* _Work required_
Each record below should be output verbatim, without pictures.

* _Listing_
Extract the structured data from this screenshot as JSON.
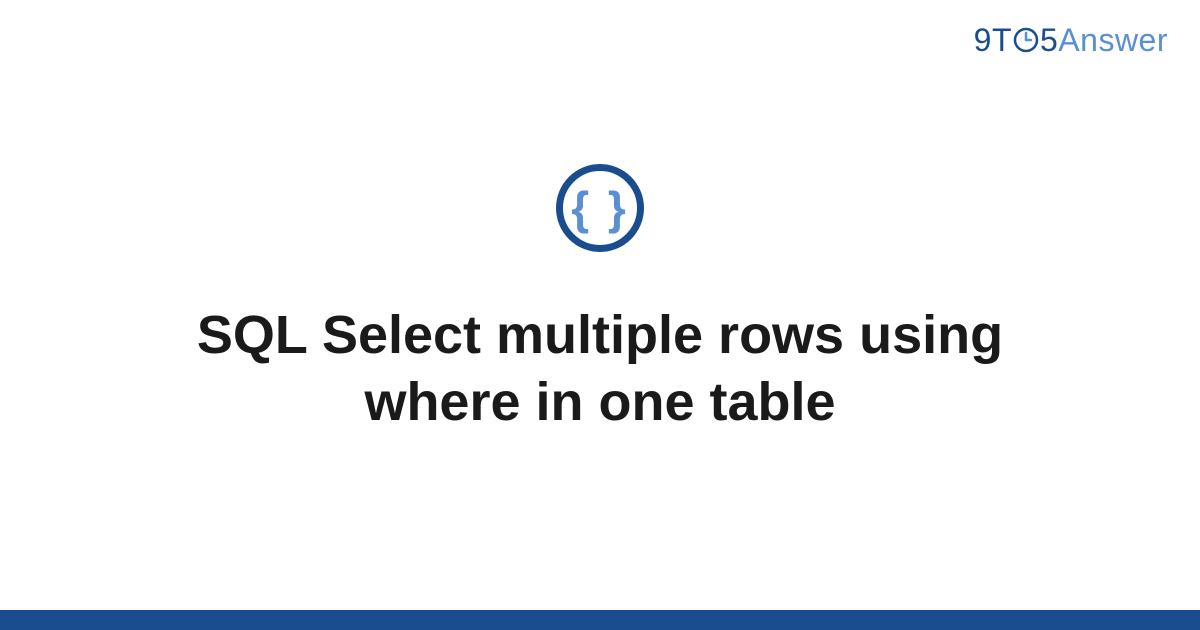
{
  "logo": {
    "part1": "9T",
    "part2": "5",
    "part3": "Answer"
  },
  "icon": {
    "symbol": "{ }",
    "name": "code-braces"
  },
  "title": "SQL Select multiple rows using where in one table",
  "colors": {
    "primary": "#1a4d8f",
    "secondary": "#5a8fd4"
  }
}
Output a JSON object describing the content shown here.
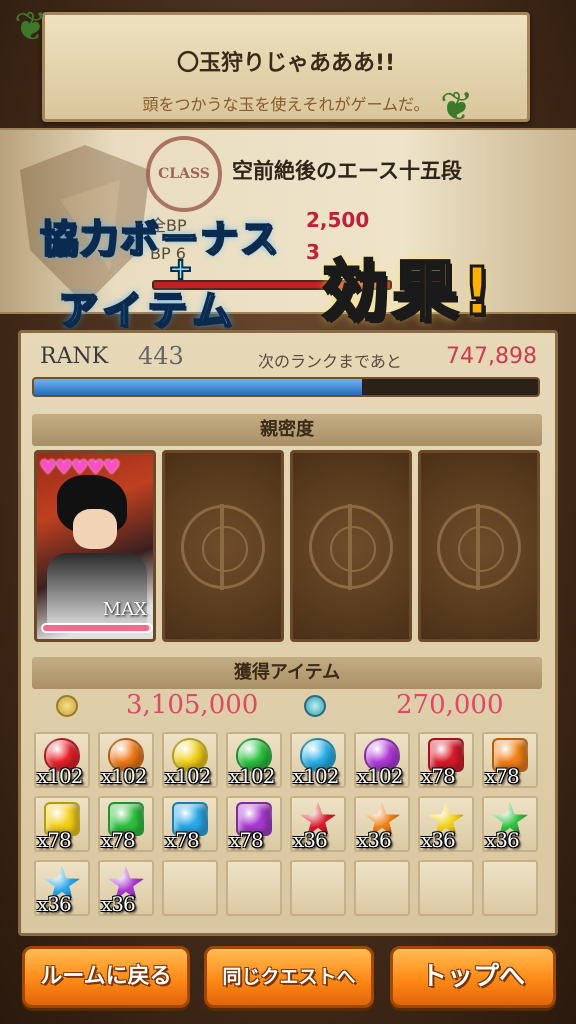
{
  "banner": {
    "title": "〇玉狩りじゃあああ!!",
    "subtitle": "頭をつかうな玉を使えそれがゲームだ。"
  },
  "class": {
    "stamp": "CLASS",
    "name": "空前絶後のエース十五段",
    "row1_label": "全BP",
    "row1_value": "2,500",
    "row2_label": "BP 6",
    "row2_value": "3"
  },
  "overlay": {
    "line1": "協力ボーナス",
    "plus": "+",
    "line2": "アイテム",
    "effect": "効果!"
  },
  "rank": {
    "label": "RANK",
    "value": "443",
    "next_label": "次のランクまであと",
    "next_value": "747,898",
    "progress": 0.65
  },
  "affinity": {
    "header": "親密度",
    "card_max": "MAX",
    "hearts": "♥♥♥♥♥",
    "affinity_level": 0.98
  },
  "items_header": "獲得アイテム",
  "rewards": {
    "coins": "3,105,000",
    "souls": "270,000"
  },
  "items": [
    {
      "color": "#e8202a",
      "shape": "round",
      "qty": "x102"
    },
    {
      "color": "#f07a18",
      "shape": "round",
      "qty": "x102"
    },
    {
      "color": "#f2d018",
      "shape": "round",
      "qty": "x102"
    },
    {
      "color": "#2ac040",
      "shape": "round",
      "qty": "x102"
    },
    {
      "color": "#28b0e8",
      "shape": "round",
      "qty": "x102"
    },
    {
      "color": "#b03ad8",
      "shape": "round",
      "qty": "x102"
    },
    {
      "color": "#d81a2a",
      "shape": "hex",
      "qty": "x78"
    },
    {
      "color": "#f08018",
      "shape": "hex",
      "qty": "x78"
    },
    {
      "color": "#f2d018",
      "shape": "hex",
      "qty": "x78"
    },
    {
      "color": "#30c040",
      "shape": "hex",
      "qty": "x78"
    },
    {
      "color": "#2aa8e8",
      "shape": "hex",
      "qty": "x78"
    },
    {
      "color": "#a83ad0",
      "shape": "hex",
      "qty": "x78"
    },
    {
      "color": "#d81a2a",
      "shape": "star",
      "qty": "x36"
    },
    {
      "color": "#f08018",
      "shape": "star",
      "qty": "x36"
    },
    {
      "color": "#f2d018",
      "shape": "star",
      "qty": "x36"
    },
    {
      "color": "#30c040",
      "shape": "star",
      "qty": "x36"
    },
    {
      "color": "#2aa8e8",
      "shape": "star",
      "qty": "x36"
    },
    {
      "color": "#a83ad0",
      "shape": "star",
      "qty": "x36"
    }
  ],
  "buttons": {
    "room": "ルームに戻る",
    "same_quest": "同じクエストへ",
    "top": "トップへ"
  }
}
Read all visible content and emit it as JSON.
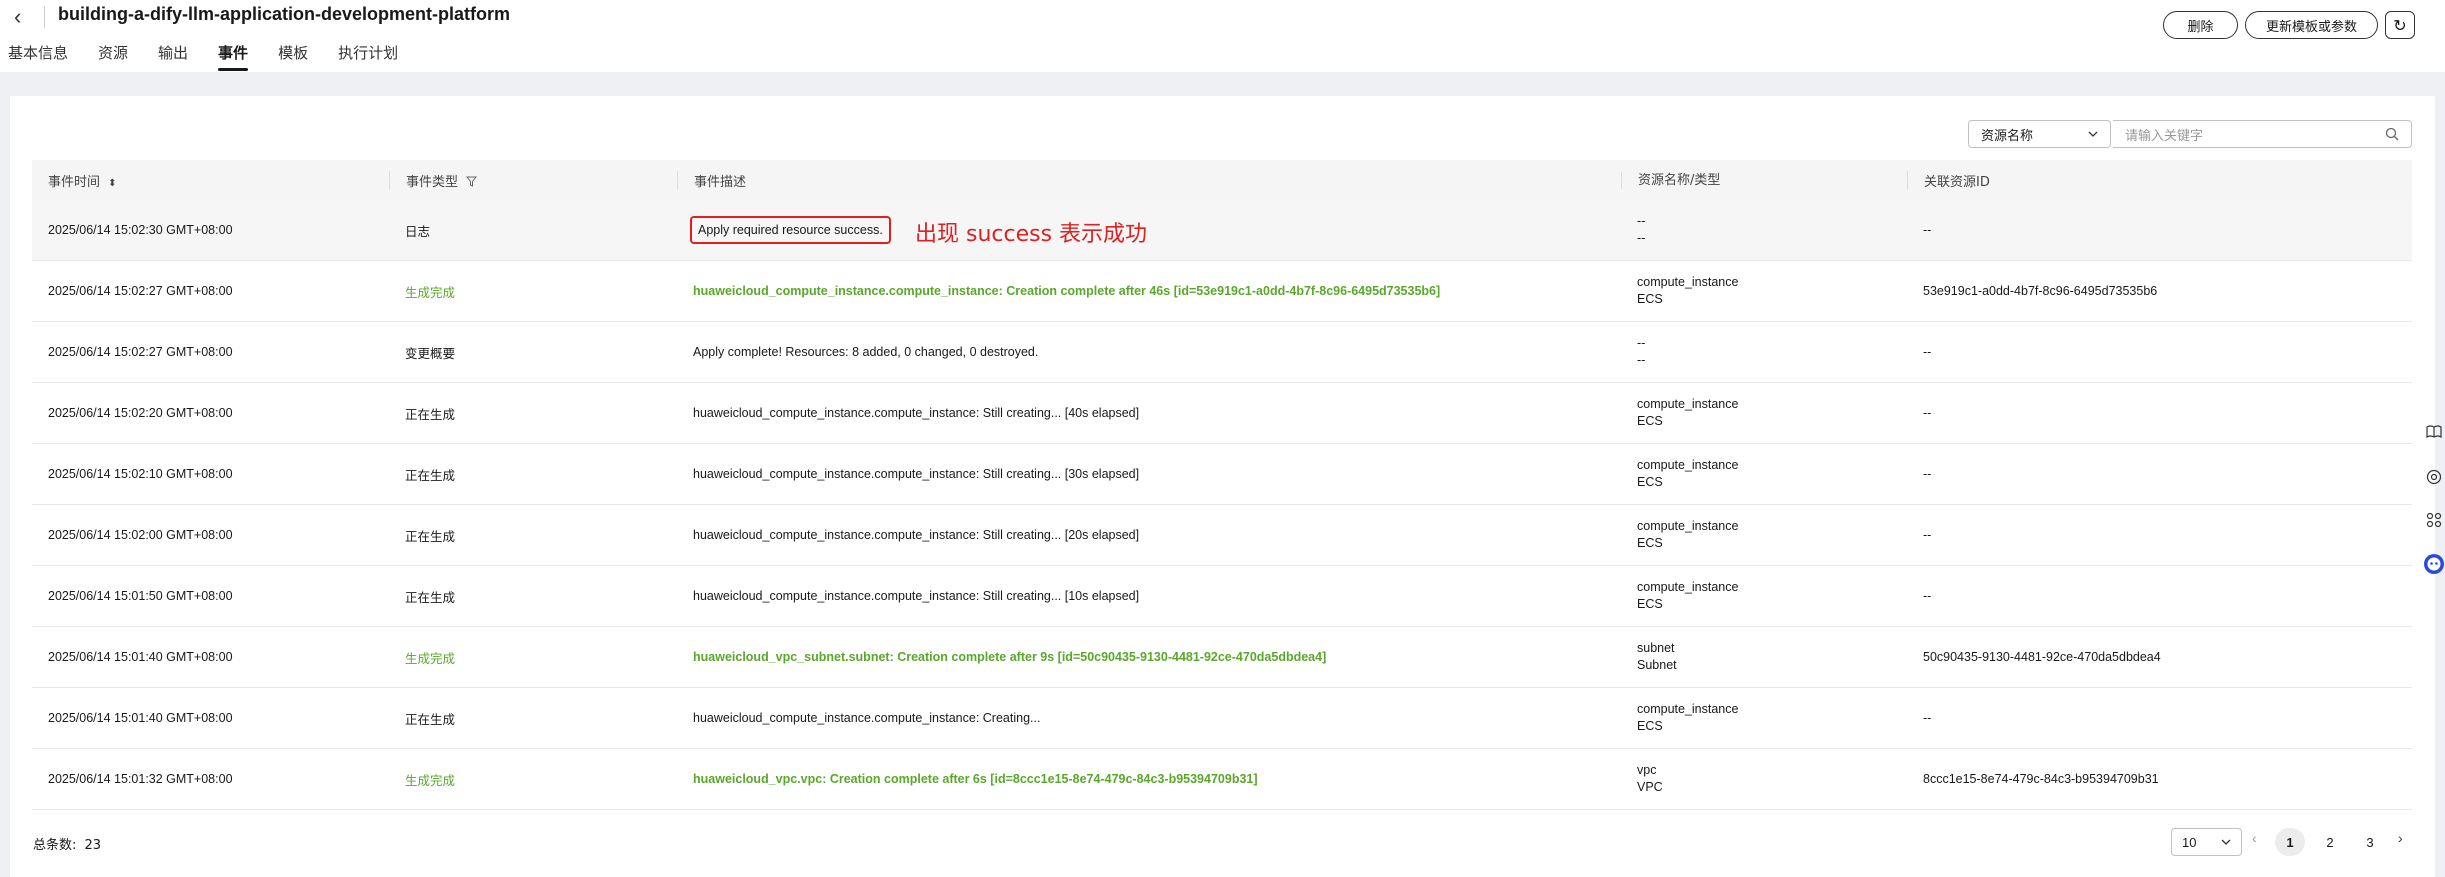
{
  "header": {
    "title": "building-a-dify-llm-application-development-platform",
    "back_icon": "‹",
    "delete_label": "删除",
    "update_label": "更新模板或参数",
    "refresh_icon": "↻"
  },
  "tabs": [
    "基本信息",
    "资源",
    "输出",
    "事件",
    "模板",
    "执行计划"
  ],
  "active_tab": "事件",
  "filter": {
    "select_value": "资源名称",
    "search_placeholder": "请输入关键字"
  },
  "table": {
    "columns": [
      "事件时间",
      "事件类型",
      "事件描述",
      "资源名称/类型",
      "关联资源ID"
    ],
    "rows": [
      {
        "time": "2025/06/14 15:02:30 GMT+08:00",
        "type": "日志",
        "desc": "Apply required resource success.",
        "name": "--",
        "rtype": "--",
        "id": "--"
      },
      {
        "time": "2025/06/14 15:02:27 GMT+08:00",
        "type": "生成完成",
        "desc": "huaweicloud_compute_instance.compute_instance: Creation complete after 46s [id=53e919c1-a0dd-4b7f-8c96-6495d73535b6]",
        "name": "compute_instance",
        "rtype": "ECS",
        "id": "53e919c1-a0dd-4b7f-8c96-6495d73535b6"
      },
      {
        "time": "2025/06/14 15:02:27 GMT+08:00",
        "type": "变更概要",
        "desc": "Apply complete! Resources: 8 added, 0 changed, 0 destroyed.",
        "name": "--",
        "rtype": "--",
        "id": "--"
      },
      {
        "time": "2025/06/14 15:02:20 GMT+08:00",
        "type": "正在生成",
        "desc": "huaweicloud_compute_instance.compute_instance: Still creating... [40s elapsed]",
        "name": "compute_instance",
        "rtype": "ECS",
        "id": "--"
      },
      {
        "time": "2025/06/14 15:02:10 GMT+08:00",
        "type": "正在生成",
        "desc": "huaweicloud_compute_instance.compute_instance: Still creating... [30s elapsed]",
        "name": "compute_instance",
        "rtype": "ECS",
        "id": "--"
      },
      {
        "time": "2025/06/14 15:02:00 GMT+08:00",
        "type": "正在生成",
        "desc": "huaweicloud_compute_instance.compute_instance: Still creating... [20s elapsed]",
        "name": "compute_instance",
        "rtype": "ECS",
        "id": "--"
      },
      {
        "time": "2025/06/14 15:01:50 GMT+08:00",
        "type": "正在生成",
        "desc": "huaweicloud_compute_instance.compute_instance: Still creating... [10s elapsed]",
        "name": "compute_instance",
        "rtype": "ECS",
        "id": "--"
      },
      {
        "time": "2025/06/14 15:01:40 GMT+08:00",
        "type": "生成完成",
        "desc": "huaweicloud_vpc_subnet.subnet: Creation complete after 9s [id=50c90435-9130-4481-92ce-470da5dbdea4]",
        "name": "subnet",
        "rtype": "Subnet",
        "id": "50c90435-9130-4481-92ce-470da5dbdea4"
      },
      {
        "time": "2025/06/14 15:01:40 GMT+08:00",
        "type": "正在生成",
        "desc": "huaweicloud_compute_instance.compute_instance: Creating...",
        "name": "compute_instance",
        "rtype": "ECS",
        "id": "--"
      },
      {
        "time": "2025/06/14 15:01:32 GMT+08:00",
        "type": "生成完成",
        "desc": "huaweicloud_vpc.vpc: Creation complete after 6s [id=8ccc1e15-8e74-479c-84c3-b95394709b31]",
        "name": "vpc",
        "rtype": "VPC",
        "id": "8ccc1e15-8e74-479c-84c3-b95394709b31"
      }
    ]
  },
  "annotation": "出现 success 表示成功",
  "footer": {
    "total_label": "总条数:",
    "total_value": "23",
    "page_size": "10",
    "pages": [
      "1",
      "2",
      "3"
    ],
    "current_page": "1"
  },
  "colors": {
    "success_green": "#5aa82b",
    "annotation_red": "#e02020"
  }
}
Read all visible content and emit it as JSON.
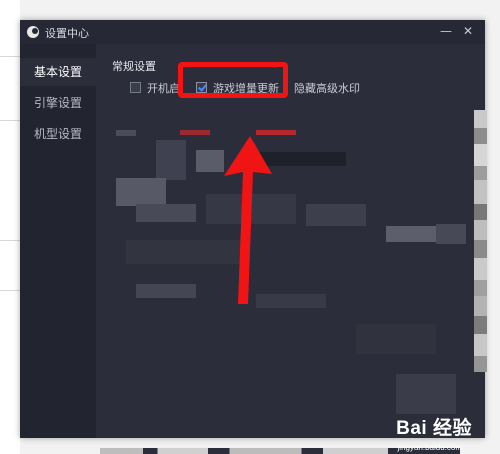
{
  "window": {
    "title": "设置中心"
  },
  "sidebar": {
    "items": [
      {
        "label": "基本设置",
        "active": true
      },
      {
        "label": "引擎设置",
        "active": false
      },
      {
        "label": "机型设置",
        "active": false
      }
    ]
  },
  "content": {
    "section_title": "常规设置",
    "options": [
      {
        "label": "开机启",
        "checked": false
      },
      {
        "label": "游戏增量更新",
        "checked": true
      },
      {
        "label": "隐藏高级水印",
        "checked": false
      }
    ]
  },
  "annotation": {
    "color": "#f01414"
  },
  "watermark": {
    "brand": "Bai 经验",
    "url": "jingyan.baidu.com"
  },
  "colors": {
    "window_bg": "#2b2d3b",
    "sidebar_bg": "#22242f",
    "check_accent": "#4a8cff"
  }
}
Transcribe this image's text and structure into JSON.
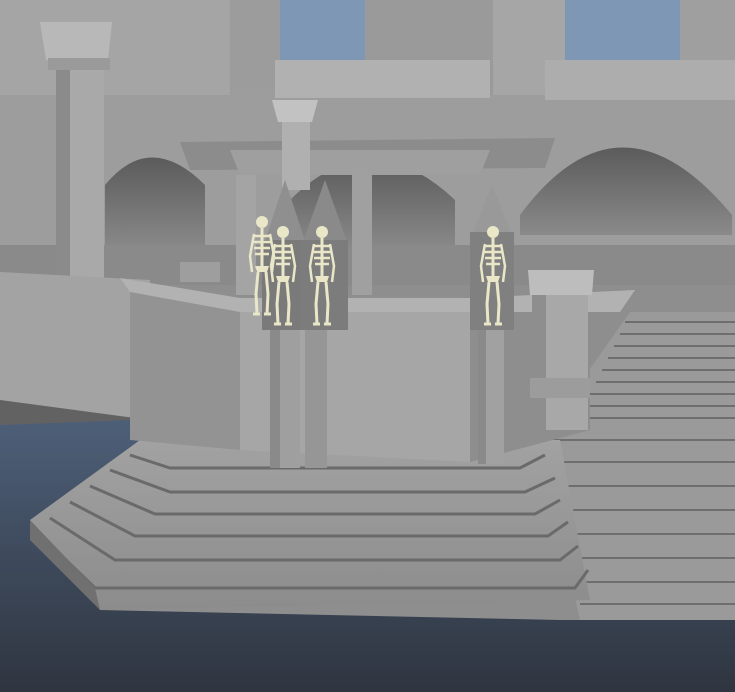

* _The answer_
Extract the structured data from this screenshot as JSON.
{
  "logo": {
    "part1": "9T",
    "part2": "5",
    "part3": "Answer"
  },
  "icon": {
    "symbol": "{ }",
    "name": "code-braces"
  },
  "title": "SQL Select multiple rows using where in one table",
  "colors": {
    "primary": "#1a4d8f",
    "secondary": "#5a8fd4"
  }
}
Output a JSON object describing the content shown here.
{
  "banner": {
    "title": "〇玉狩りじゃあああ!!",
    "subtitle": "頭をつかうな玉を使えそれがゲームだ。"
  },
  "class": {
    "stamp": "CLASS",
    "name": "空前絶後のエース十五段",
    "row1_label": "全BP",
    "row1_value": "2,500",
    "row2_label": "BP 6",
    "row2_value": "3"
  },
  "overlay": {
    "line1": "協力ボーナス",
    "plus": "+",
    "line2": "アイテム",
    "effect": "効果!"
  },
  "rank": {
    "label": "RANK",
    "value": "443",
    "next_label": "次のランクまであと",
    "next_value": "747,898",
    "progress": 0.65
  },
  "affinity": {
    "header": "親密度",
    "card_max": "MAX",
    "hearts": "♥♥♥♥♥",
    "affinity_level": 0.98
  },
  "items_header": "獲得アイテム",
  "rewards": {
    "coins": "3,105,000",
    "souls": "270,000"
  },
  "items": [
    {
      "color": "#e8202a",
      "shape": "round",
      "qty": "x102"
    },
    {
      "color": "#f07a18",
      "shape": "round",
      "qty": "x102"
    },
    {
      "color": "#f2d018",
      "shape": "round",
      "qty": "x102"
    },
    {
      "color": "#2ac040",
      "shape": "round",
      "qty": "x102"
    },
    {
      "color": "#28b0e8",
      "shape": "round",
      "qty": "x102"
    },
    {
      "color": "#b03ad8",
      "shape": "round",
      "qty": "x102"
    },
    {
      "color": "#d81a2a",
      "shape": "hex",
      "qty": "x78"
    },
    {
      "color": "#f08018",
      "shape": "hex",
      "qty": "x78"
    },
    {
      "color": "#f2d018",
      "shape": "hex",
      "qty": "x78"
    },
    {
      "color": "#30c040",
      "shape": "hex",
      "qty": "x78"
    },
    {
      "color": "#2aa8e8",
      "shape": "hex",
      "qty": "x78"
    },
    {
      "color": "#a83ad0",
      "shape": "hex",
      "qty": "x78"
    },
    {
      "color": "#d81a2a",
      "shape": "star",
      "qty": "x36"
    },
    {
      "color": "#f08018",
      "shape": "star",
      "qty": "x36"
    },
    {
      "color": "#f2d018",
      "shape": "star",
      "qty": "x36"
    },
    {
      "color": "#30c040",
      "shape": "star",
      "qty": "x36"
    },
    {
      "color": "#2aa8e8",
      "shape": "star",
      "qty": "x36"
    },
    {
      "color": "#a83ad0",
      "shape": "star",
      "qty": "x36"
    }
  ],
  "buttons": {
    "room": "ルームに戻る",
    "same_quest": "同じクエストへ",
    "top": "トップへ"
  }
}
Read all visible content and emit it as JSON.
{
  "header": {
    "title": "building-a-dify-llm-application-development-platform",
    "back_icon": "‹",
    "delete_label": "删除",
    "update_label": "更新模板或参数",
    "refresh_icon": "↻"
  },
  "tabs": [
    "基本信息",
    "资源",
    "输出",
    "事件",
    "模板",
    "执行计划"
  ],
  "active_tab": "事件",
  "filter": {
    "select_value": "资源名称",
    "search_placeholder": "请输入关键字"
  },
  "table": {
    "columns": [
      "事件时间",
      "事件类型",
      "事件描述",
      "资源名称/类型",
      "关联资源ID"
    ],
    "rows": [
      {
        "time": "2025/06/14 15:02:30 GMT+08:00",
        "type": "日志",
        "desc": "Apply required resource success.",
        "name": "--",
        "rtype": "--",
        "id": "--"
      },
      {
        "time": "2025/06/14 15:02:27 GMT+08:00",
        "type": "生成完成",
        "desc": "huaweicloud_compute_instance.compute_instance: Creation complete after 46s [id=53e919c1-a0dd-4b7f-8c96-6495d73535b6]",
        "name": "compute_instance",
        "rtype": "ECS",
        "id": "53e919c1-a0dd-4b7f-8c96-6495d73535b6"
      },
      {
        "time": "2025/06/14 15:02:27 GMT+08:00",
        "type": "变更概要",
        "desc": "Apply complete! Resources: 8 added, 0 changed, 0 destroyed.",
        "name": "--",
        "rtype": "--",
        "id": "--"
      },
      {
        "time": "2025/06/14 15:02:20 GMT+08:00",
        "type": "正在生成",
        "desc": "huaweicloud_compute_instance.compute_instance: Still creating... [40s elapsed]",
        "name": "compute_instance",
        "rtype": "ECS",
        "id": "--"
      },
      {
        "time": "2025/06/14 15:02:10 GMT+08:00",
        "type": "正在生成",
        "desc": "huaweicloud_compute_instance.compute_instance: Still creating... [30s elapsed]",
        "name": "compute_instance",
        "rtype": "ECS",
        "id": "--"
      },
      {
        "time": "2025/06/14 15:02:00 GMT+08:00",
        "type": "正在生成",
        "desc": "huaweicloud_compute_instance.compute_instance: Still creating... [20s elapsed]",
        "name": "compute_instance",
        "rtype": "ECS",
        "id": "--"
      },
      {
        "time": "2025/06/14 15:01:50 GMT+08:00",
        "type": "正在生成",
        "desc": "huaweicloud_compute_instance.compute_instance: Still creating... [10s elapsed]",
        "name": "compute_instance",
        "rtype": "ECS",
        "id": "--"
      },
      {
        "time": "2025/06/14 15:01:40 GMT+08:00",
        "type": "生成完成",
        "desc": "huaweicloud_vpc_subnet.subnet: Creation complete after 9s [id=50c90435-9130-4481-92ce-470da5dbdea4]",
        "name": "subnet",
        "rtype": "Subnet",
        "id": "50c90435-9130-4481-92ce-470da5dbdea4"
      },
      {
        "time": "2025/06/14 15:01:40 GMT+08:00",
        "type": "正在生成",
        "desc": "huaweicloud_compute_instance.compute_instance: Creating...",
        "name": "compute_instance",
        "rtype": "ECS",
        "id": "--"
      },
      {
        "time": "2025/06/14 15:01:32 GMT+08:00",
        "type": "生成完成",
        "desc": "huaweicloud_vpc.vpc: Creation complete after 6s [id=8ccc1e15-8e74-479c-84c3-b95394709b31]",
        "name": "vpc",
        "rtype": "VPC",
        "id": "8ccc1e15-8e74-479c-84c3-b95394709b31"
      }
    ]
  },
  "annotation": "出现 success 表示成功",
  "footer": {
    "total_label": "总条数:",
    "total_value": "23",
    "page_size": "10",
    "pages": [
      "1",
      "2",
      "3"
    ],
    "current_page": "1"
  },
  "colors": {
    "success_green": "#5aa82b",
    "annotation_red": "#e02020"
  }
}
Read all visible content and emit it as JSON.
{
  "window": {
    "title": "设置中心"
  },
  "sidebar": {
    "items": [
      {
        "label": "基本设置",
        "active": true
      },
      {
        "label": "引擎设置",
        "active": false
      },
      {
        "label": "机型设置",
        "active": false
      }
    ]
  },
  "content": {
    "section_title": "常规设置",
    "options": [
      {
        "label": "开机启",
        "checked": false
      },
      {
        "label": "游戏增量更新",
        "checked": true
      },
      {
        "label": "隐藏高级水印",
        "checked": false
      }
    ]
  },
  "annotation": {
    "color": "#f01414"
  },
  "watermark": {
    "brand": "Bai 经验",
    "url": "jingyan.baidu.com"
  },
  "colors": {
    "window_bg": "#2b2d3b",
    "sidebar_bg": "#22242f",
    "check_accent": "#4a8cff"
  }
}
Transcribe this image's text and structure into JSON.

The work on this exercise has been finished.